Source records
>>

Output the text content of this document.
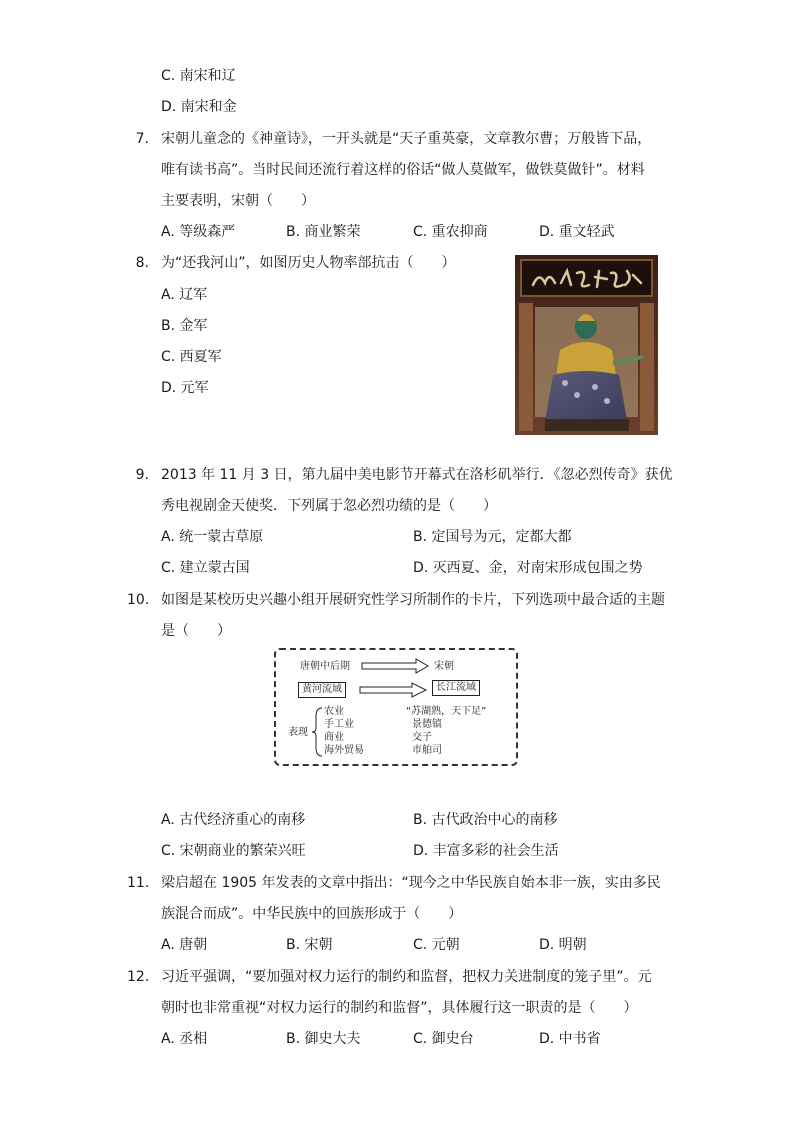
C. 南宋和辽
D. 南宋和金
7. 宋朝儿童念的《神童诗》，一开头就是“天子重英豪，文章教尔曹；万般皆下品，
唯有读书高”。当时民间还流行着这样的俗话“做人莫做军，做铁莫做针”。材料
主要表明，宋朝（　　）
A. 等级森严	B. 商业繁荣	C. 重农抑商	D. 重文轻武
8. 为“还我河山”，如图历史人物率部抗击（　　）
A. 辽军
B. 金军
C. 西夏军
D. 元军
9. 2013 年 11 月 3 日，第九届中美电影节开幕式在洛杉矶举行．《忽必烈传奇》获优
秀电视剧金天使奖．下列属于忽必烈功绩的是（　　）
A. 统一蒙古草原	B. 定国号为元，定都大都
C. 建立蒙古国	D. 灭西夏、金，对南宋形成包围之势
10. 如图是某校历史兴趣小组开展研究性学习所制作的卡片，下列选项中最合适的主题
是（　　）
唐朝中后期	宋朝
黄河流域	长江流域
表现
农业
手工业
商业
海外贸易
“苏湖熟，天下足”
景德镇
交子
市舶司
A. 古代经济重心的南移	B. 古代政治中心的南移
C. 宋朝商业的繁荣兴旺	D. 丰富多彩的社会生活
11. 梁启超在 1905 年发表的文章中指出：“现今之中华民族自始本非一族，实由多民
族混合而成”。中华民族中的回族形成于（　　）
A. 唐朝	B. 宋朝	C. 元朝	D. 明朝
12. 习近平强调，“要加强对权力运行的制约和监督，把权力关进制度的笼子里”。元
朝时也非常重视“对权力运行的制约和监督”，具体履行这一职责的是（　　）
A. 丞相	B. 御史大夫	C. 御史台	D. 中书省
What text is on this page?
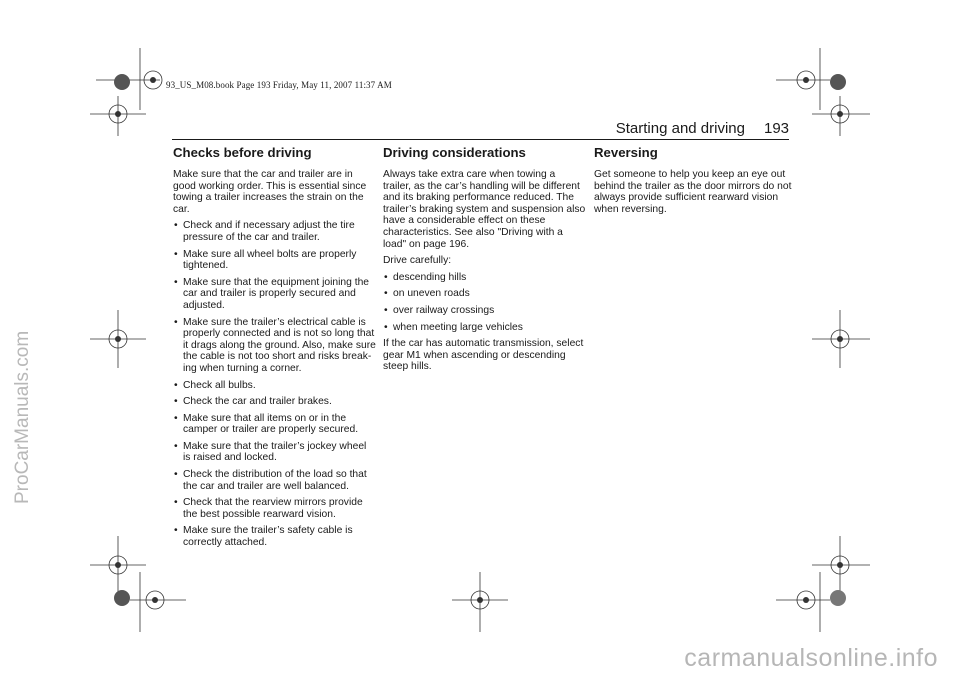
93_US_M08.book Page 193 Friday, May 11, 2007 11:37 AM
Starting and driving 193
Checks before driving

Make sure that the car and trailer are in good working order. This is essential since towing a trailer increases the strain on the car.

• Check and if necessary adjust the tire pressure of the car and trailer.
• Make sure all wheel bolts are properly tightened.
• Make sure that the equipment joining the car and trailer is properly secured and adjusted.
• Make sure the trailer’s electrical cable is properly connected and is not so long that it drags along the ground. Also, make sure the cable is not too short and risks break-ing when turning a corner.
• Check all bulbs.
• Check the car and trailer brakes.
• Make sure that all items on or in the camper or trailer are properly secured.
• Make sure that the trailer’s jockey wheel is raised and locked.
• Check the distribution of the load so that the car and trailer are well balanced.
• Check that the rearview mirrors provide the best possible rearward vision.
• Make sure the trailer’s safety cable is correctly attached.
Driving considerations

Always take extra care when towing a trailer, as the car’s handling will be different and its braking performance reduced. The trailer’s braking system and suspension also have a considerable effect on these characteristics. See also "Driving with a load" on page 196.

Drive carefully:

• descending hills
• on uneven roads
• over railway crossings
• when meeting large vehicles

If the car has automatic transmission, select gear M1 when ascending or descending steep hills.

Reversing

Get someone to help you keep an eye out behind the trailer as the door mirrors do not always provide sufficient rearward vision when reversing.

ProCarManuals.com
carmanualsonline.info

<<

§ To be done: Copy each line of the data above that holds "cable".

§ Full answer:
• Make sure the trailer’s electrical cable is properly connected and is not so long that it drags along the ground. Also, make sure the cable is not too short and risks break-ing when turning a corner.
• Make sure the trailer’s safety cable is correctly attached.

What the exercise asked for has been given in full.